→ **REQUEST**: Find the number of lines in these records where the word "differences" appears. Reply with that number and nothing more.

— BEGIN SUPPLIED MATERIAL —

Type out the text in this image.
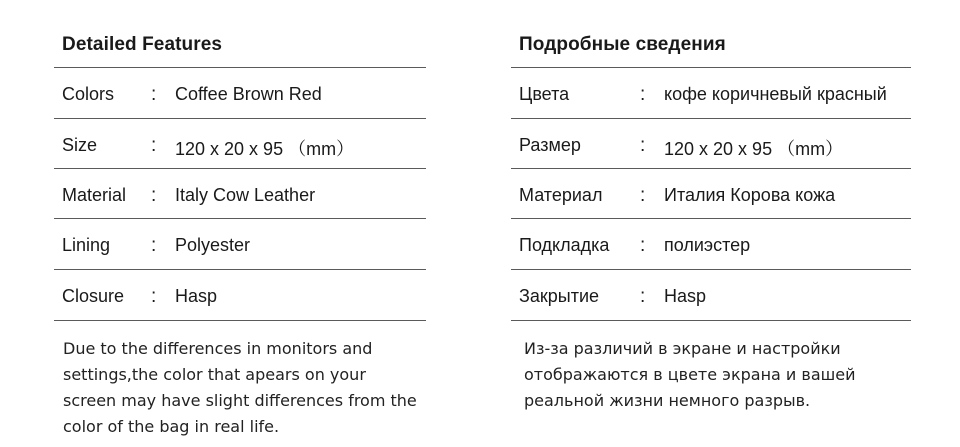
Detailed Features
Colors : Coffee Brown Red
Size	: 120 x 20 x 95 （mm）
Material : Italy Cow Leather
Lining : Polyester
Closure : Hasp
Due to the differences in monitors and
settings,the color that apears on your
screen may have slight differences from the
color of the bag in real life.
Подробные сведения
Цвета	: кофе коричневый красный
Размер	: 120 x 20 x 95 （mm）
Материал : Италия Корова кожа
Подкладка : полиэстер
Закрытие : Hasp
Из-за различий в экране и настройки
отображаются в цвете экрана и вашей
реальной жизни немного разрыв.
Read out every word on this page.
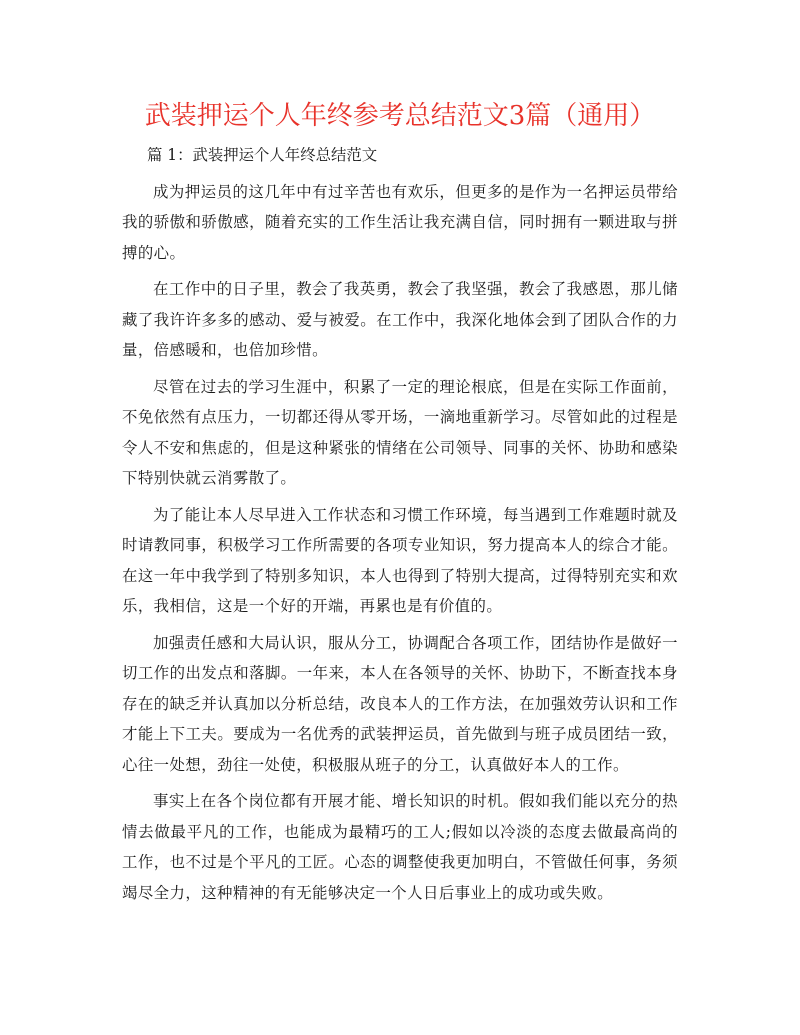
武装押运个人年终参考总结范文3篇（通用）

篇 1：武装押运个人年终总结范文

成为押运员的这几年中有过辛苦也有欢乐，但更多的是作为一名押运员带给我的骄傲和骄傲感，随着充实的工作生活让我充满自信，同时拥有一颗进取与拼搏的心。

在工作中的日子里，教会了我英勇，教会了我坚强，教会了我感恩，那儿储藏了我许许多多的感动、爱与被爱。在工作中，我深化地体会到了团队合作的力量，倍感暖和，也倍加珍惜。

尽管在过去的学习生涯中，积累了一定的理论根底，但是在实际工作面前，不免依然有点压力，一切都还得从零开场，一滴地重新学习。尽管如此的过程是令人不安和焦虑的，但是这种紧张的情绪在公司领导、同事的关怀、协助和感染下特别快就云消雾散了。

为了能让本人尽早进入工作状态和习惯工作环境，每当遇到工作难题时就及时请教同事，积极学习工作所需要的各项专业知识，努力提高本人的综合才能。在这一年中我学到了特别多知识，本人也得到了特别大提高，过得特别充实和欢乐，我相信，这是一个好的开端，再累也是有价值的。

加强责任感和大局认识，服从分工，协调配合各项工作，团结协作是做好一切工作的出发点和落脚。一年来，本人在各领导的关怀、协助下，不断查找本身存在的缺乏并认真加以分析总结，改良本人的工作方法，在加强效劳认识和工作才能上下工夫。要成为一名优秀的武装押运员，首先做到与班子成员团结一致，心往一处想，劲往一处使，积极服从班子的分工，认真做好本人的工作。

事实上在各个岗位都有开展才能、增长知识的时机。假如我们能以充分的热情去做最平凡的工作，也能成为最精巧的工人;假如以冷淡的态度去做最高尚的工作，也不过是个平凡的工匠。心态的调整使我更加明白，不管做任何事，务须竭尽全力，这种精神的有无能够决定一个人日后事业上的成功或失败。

— END SUPPLIED MATERIAL —

→ **RESPONSE**: 2